Work to complete:
Give the count of lines containing the string "продукции", with no other output.

------

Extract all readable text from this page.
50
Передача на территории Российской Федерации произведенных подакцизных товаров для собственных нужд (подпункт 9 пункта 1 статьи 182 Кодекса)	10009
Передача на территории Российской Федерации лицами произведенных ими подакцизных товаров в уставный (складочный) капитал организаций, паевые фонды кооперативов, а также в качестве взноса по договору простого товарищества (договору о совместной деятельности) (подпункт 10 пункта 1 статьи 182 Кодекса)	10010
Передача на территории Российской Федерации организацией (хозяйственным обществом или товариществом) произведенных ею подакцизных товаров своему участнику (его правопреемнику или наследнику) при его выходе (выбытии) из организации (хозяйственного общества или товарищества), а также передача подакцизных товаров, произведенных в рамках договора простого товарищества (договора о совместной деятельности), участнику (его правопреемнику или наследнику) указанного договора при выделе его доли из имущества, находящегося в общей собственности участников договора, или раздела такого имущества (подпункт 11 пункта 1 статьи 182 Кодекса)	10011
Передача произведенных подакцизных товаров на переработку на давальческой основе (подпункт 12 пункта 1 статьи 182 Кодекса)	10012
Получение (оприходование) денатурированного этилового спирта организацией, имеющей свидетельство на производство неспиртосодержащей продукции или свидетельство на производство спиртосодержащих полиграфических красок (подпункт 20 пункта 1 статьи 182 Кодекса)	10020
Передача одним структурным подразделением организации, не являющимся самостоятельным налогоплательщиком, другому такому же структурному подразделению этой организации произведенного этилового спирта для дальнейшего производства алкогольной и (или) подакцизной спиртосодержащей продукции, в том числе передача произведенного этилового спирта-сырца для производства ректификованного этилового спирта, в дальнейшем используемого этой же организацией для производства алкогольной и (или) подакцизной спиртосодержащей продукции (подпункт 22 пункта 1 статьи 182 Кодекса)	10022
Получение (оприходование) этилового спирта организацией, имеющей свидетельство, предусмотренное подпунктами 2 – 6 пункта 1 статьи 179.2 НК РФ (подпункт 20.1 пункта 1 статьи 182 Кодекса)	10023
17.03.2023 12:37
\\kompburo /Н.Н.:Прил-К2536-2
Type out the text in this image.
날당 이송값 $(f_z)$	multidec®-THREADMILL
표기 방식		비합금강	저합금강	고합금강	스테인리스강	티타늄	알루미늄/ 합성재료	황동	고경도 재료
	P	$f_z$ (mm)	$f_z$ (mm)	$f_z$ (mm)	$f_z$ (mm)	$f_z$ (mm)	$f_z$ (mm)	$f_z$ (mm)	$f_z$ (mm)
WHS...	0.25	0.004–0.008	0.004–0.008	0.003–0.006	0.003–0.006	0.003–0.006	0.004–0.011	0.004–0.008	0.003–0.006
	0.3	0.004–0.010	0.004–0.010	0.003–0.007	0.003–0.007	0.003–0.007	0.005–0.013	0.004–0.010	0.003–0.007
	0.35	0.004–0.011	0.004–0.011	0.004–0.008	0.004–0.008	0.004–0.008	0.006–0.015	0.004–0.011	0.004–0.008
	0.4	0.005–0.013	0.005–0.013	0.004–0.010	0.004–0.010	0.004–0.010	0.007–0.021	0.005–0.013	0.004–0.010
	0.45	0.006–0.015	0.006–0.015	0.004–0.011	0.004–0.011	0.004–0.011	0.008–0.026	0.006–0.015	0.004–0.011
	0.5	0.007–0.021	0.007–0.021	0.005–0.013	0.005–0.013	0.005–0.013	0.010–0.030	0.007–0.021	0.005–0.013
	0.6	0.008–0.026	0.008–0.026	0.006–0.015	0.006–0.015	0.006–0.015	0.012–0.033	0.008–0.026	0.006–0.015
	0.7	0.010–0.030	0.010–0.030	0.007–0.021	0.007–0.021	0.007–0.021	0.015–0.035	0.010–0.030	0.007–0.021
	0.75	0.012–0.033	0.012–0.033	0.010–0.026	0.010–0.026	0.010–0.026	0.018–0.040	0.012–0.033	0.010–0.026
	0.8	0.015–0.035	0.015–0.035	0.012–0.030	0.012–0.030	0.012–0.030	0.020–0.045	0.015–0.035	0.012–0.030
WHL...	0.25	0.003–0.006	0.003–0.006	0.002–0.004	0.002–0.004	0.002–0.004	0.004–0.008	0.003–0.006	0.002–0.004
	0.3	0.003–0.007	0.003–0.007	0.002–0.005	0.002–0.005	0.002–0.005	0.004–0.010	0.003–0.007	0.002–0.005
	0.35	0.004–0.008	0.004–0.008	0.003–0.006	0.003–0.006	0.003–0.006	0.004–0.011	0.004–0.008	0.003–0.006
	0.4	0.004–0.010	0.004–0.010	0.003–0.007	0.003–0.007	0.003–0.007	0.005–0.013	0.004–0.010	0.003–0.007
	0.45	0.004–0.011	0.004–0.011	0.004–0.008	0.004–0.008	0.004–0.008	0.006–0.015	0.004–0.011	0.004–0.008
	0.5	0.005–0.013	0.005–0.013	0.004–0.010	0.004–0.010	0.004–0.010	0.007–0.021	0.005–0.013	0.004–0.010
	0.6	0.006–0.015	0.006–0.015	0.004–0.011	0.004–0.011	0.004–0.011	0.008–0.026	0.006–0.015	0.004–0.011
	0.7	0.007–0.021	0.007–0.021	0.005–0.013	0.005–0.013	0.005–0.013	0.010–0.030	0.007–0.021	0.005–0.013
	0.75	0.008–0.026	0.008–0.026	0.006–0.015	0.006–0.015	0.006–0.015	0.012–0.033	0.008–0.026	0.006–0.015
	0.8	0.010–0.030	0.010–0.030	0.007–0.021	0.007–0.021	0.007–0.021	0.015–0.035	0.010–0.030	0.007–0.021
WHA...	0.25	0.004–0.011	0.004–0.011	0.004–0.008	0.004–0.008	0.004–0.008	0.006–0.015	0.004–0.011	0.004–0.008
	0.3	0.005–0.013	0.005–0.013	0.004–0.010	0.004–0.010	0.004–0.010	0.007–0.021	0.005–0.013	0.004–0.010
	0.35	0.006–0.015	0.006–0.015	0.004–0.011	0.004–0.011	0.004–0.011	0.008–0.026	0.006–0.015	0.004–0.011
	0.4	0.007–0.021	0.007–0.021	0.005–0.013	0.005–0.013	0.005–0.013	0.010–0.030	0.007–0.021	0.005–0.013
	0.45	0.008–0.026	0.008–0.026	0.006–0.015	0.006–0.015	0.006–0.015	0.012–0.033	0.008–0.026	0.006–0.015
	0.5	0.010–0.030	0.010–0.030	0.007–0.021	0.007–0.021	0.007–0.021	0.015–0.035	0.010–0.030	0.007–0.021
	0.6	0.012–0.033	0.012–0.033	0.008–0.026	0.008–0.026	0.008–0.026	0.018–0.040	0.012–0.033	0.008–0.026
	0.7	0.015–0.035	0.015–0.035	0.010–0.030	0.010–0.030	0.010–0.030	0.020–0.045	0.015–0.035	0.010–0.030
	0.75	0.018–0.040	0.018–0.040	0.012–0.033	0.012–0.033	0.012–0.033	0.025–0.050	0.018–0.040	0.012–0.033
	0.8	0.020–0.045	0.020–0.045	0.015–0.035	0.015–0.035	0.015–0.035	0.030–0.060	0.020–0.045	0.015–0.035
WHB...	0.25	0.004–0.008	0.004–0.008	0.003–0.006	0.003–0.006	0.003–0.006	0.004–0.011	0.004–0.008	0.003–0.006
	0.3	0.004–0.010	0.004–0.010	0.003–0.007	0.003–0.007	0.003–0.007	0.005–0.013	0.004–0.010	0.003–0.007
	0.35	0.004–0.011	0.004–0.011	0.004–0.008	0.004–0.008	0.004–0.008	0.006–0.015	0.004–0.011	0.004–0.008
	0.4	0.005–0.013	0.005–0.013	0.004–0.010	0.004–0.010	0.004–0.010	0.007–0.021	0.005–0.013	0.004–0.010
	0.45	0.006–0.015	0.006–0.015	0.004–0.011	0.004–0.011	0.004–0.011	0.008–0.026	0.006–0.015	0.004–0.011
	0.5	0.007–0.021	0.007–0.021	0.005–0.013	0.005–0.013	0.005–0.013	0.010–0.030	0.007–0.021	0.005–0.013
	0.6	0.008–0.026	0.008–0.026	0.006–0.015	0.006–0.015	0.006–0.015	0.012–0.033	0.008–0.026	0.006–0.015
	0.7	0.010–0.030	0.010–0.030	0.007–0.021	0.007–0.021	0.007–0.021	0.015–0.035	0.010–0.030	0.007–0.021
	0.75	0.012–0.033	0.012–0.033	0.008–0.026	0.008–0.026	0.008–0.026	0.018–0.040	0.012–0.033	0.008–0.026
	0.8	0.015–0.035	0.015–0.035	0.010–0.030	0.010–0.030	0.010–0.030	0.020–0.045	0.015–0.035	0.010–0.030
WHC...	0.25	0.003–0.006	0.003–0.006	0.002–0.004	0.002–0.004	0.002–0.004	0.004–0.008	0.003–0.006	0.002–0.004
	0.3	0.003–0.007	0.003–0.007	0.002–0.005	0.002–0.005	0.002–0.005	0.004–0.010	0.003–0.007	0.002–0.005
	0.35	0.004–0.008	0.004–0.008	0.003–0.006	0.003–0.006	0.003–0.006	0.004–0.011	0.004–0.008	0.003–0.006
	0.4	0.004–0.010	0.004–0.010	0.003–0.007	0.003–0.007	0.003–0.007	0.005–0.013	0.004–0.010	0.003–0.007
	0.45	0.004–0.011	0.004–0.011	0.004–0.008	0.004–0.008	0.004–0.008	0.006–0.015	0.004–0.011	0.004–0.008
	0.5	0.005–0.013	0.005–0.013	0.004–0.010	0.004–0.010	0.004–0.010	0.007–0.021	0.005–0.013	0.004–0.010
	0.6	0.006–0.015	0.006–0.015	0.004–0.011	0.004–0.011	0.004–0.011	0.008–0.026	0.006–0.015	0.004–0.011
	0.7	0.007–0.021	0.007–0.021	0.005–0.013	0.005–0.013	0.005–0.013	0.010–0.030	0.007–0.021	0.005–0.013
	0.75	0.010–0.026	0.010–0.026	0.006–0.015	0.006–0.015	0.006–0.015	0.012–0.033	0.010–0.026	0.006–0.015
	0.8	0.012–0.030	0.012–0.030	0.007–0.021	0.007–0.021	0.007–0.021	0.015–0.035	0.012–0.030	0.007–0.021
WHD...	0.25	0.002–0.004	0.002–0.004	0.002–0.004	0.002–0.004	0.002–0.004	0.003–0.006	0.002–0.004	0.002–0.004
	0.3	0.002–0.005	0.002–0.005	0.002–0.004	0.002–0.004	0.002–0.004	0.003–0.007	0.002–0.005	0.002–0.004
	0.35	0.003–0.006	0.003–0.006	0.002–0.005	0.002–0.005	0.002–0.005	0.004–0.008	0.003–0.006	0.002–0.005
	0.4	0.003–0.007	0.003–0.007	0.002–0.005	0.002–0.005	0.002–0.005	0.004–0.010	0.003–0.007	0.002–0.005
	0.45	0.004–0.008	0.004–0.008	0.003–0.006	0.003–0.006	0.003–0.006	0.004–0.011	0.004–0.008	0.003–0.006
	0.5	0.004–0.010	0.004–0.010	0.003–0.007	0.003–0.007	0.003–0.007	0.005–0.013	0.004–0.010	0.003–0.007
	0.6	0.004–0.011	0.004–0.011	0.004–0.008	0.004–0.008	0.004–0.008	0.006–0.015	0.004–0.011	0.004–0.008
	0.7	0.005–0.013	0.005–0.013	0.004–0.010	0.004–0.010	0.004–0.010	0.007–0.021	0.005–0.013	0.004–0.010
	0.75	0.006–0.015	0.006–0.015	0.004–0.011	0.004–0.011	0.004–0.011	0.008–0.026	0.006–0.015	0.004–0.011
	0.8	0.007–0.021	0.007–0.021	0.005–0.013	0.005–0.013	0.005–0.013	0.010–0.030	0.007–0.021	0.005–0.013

------

The solution:
2